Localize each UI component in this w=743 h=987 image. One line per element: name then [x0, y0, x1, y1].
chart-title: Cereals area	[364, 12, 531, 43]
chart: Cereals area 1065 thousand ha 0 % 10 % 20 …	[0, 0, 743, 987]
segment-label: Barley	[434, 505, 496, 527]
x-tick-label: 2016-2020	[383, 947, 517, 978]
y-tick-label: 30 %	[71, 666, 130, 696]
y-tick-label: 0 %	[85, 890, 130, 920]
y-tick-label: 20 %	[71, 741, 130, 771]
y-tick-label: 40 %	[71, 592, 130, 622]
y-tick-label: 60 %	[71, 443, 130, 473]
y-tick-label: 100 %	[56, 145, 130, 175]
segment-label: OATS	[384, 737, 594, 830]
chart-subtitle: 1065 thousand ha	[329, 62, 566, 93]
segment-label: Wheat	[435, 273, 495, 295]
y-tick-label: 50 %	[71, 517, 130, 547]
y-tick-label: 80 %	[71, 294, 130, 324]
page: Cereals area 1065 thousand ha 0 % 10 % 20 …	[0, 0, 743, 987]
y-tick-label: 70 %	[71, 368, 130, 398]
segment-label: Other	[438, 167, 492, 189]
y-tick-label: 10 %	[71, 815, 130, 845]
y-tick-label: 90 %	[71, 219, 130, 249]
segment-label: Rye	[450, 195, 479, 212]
____
**PROBLEM REQUIREMENTS:**
Render every line of the listing above as a JSON list of strings, one string per line, leaving out blank lines.

**SOLUTION TO THIS TASK:**
[
  "Localize each UI component in this w=743 h=987 image. One line per element: name then [x0, y0, x1, y1].",
  "chart-title: Cereals area\t[364, 12, 531, 43]",
  "chart: Cereals area 1065 thousand ha 0 % 10 % 20 …\t[0, 0, 743, 987]",
  "segment-label: Barley\t[434, 505, 496, 527]",
  "x-tick-label: 2016-2020\t[383, 947, 517, 978]",
  "y-tick-label: 30 %\t[71, 666, 130, 696]",
  "y-tick-label: 0 %\t[85, 890, 130, 920]",
  "y-tick-label: 20 %\t[71, 741, 130, 771]",
  "y-tick-label: 40 %\t[71, 592, 130, 622]",
  "y-tick-label: 60 %\t[71, 443, 130, 473]",
  "y-tick-label: 100 %\t[56, 145, 130, 175]",
  "segment-label: OATS\t[384, 737, 594, 830]",
  "chart-subtitle: 1065 thousand ha\t[329, 62, 566, 93]",
  "segment-label: Wheat\t[435, 273, 495, 295]",
  "y-tick-label: 50 %\t[71, 517, 130, 547]",
  "y-tick-label: 80 %\t[71, 294, 130, 324]",
  "page: Cereals area 1065 thousand ha 0 % 10 % 20 …\t[0, 0, 743, 987]",
  "y-tick-label: 70 %\t[71, 368, 130, 398]",
  "segment-label: Other\t[438, 167, 492, 189]",
  "y-tick-label: 10 %\t[71, 815, 130, 845]",
  "y-tick-label: 90 %\t[71, 219, 130, 249]",
  "segment-label: Rye\t[450, 195, 479, 212]"
]